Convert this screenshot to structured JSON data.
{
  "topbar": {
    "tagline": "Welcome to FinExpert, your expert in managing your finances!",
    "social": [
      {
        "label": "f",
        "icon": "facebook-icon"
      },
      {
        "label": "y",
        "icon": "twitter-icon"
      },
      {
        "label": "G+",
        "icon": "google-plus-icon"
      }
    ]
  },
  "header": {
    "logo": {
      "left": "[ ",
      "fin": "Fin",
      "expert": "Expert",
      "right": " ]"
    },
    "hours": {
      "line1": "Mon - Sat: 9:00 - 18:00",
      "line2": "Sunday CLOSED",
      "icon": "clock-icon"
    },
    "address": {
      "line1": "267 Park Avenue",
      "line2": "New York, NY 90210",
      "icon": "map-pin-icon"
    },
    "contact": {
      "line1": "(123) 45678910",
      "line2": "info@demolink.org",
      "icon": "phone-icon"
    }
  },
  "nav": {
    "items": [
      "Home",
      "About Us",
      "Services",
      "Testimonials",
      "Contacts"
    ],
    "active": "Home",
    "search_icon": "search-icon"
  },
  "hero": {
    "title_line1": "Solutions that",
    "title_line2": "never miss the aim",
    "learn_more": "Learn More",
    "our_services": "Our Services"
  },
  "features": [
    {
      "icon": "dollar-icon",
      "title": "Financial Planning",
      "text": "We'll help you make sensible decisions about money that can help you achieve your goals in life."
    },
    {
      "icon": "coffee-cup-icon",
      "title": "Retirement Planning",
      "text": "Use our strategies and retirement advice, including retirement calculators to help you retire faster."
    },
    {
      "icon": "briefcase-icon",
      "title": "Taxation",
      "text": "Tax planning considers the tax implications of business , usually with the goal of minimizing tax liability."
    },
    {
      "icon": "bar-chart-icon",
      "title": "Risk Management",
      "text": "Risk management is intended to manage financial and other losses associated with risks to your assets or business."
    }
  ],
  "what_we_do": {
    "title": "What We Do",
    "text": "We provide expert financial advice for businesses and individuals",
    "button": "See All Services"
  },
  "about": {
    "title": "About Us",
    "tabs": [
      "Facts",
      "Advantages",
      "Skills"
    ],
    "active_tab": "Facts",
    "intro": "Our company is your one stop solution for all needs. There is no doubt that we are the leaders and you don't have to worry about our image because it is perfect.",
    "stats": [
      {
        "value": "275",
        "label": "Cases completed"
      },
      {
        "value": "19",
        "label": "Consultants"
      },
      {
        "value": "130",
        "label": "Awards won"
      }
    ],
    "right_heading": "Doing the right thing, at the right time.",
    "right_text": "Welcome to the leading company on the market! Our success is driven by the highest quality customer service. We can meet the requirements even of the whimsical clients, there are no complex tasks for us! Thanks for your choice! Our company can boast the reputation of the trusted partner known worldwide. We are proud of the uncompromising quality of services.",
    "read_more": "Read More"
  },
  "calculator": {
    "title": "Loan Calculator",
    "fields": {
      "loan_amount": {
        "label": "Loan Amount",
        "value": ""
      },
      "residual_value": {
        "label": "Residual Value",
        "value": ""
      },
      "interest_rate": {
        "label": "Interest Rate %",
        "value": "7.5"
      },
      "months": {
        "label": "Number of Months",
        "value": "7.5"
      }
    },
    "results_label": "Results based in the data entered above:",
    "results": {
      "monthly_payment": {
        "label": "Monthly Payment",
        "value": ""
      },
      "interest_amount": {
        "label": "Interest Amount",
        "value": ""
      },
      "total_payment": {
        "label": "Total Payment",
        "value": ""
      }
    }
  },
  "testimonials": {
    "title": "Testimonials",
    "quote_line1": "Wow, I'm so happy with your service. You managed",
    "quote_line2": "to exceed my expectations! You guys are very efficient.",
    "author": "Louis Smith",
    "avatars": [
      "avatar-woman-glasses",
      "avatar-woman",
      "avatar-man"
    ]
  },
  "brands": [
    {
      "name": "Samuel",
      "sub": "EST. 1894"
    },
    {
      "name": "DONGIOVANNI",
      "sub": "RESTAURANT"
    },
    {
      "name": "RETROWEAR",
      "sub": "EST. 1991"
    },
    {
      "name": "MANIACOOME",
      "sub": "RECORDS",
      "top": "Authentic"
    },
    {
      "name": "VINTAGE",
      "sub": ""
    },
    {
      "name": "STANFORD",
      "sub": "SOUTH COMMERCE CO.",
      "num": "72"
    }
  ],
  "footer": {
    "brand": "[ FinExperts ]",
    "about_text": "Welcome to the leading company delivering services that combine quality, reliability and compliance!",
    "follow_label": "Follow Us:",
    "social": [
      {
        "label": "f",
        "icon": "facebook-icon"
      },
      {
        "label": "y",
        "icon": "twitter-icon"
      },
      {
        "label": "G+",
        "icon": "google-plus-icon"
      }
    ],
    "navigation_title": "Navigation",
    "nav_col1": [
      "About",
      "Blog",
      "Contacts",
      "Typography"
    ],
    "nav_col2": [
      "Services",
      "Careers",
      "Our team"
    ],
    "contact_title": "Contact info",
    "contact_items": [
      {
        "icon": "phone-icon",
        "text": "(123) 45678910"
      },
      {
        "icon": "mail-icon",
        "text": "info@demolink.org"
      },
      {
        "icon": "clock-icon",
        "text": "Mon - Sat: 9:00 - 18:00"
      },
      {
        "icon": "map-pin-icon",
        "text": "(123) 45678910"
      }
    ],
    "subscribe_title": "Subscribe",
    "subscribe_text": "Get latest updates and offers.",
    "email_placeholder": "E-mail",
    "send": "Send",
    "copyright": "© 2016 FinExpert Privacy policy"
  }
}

_Exercise prompt_:
Of the lines above, how many hold the word "More"? Say the number alone.

_The result_:
2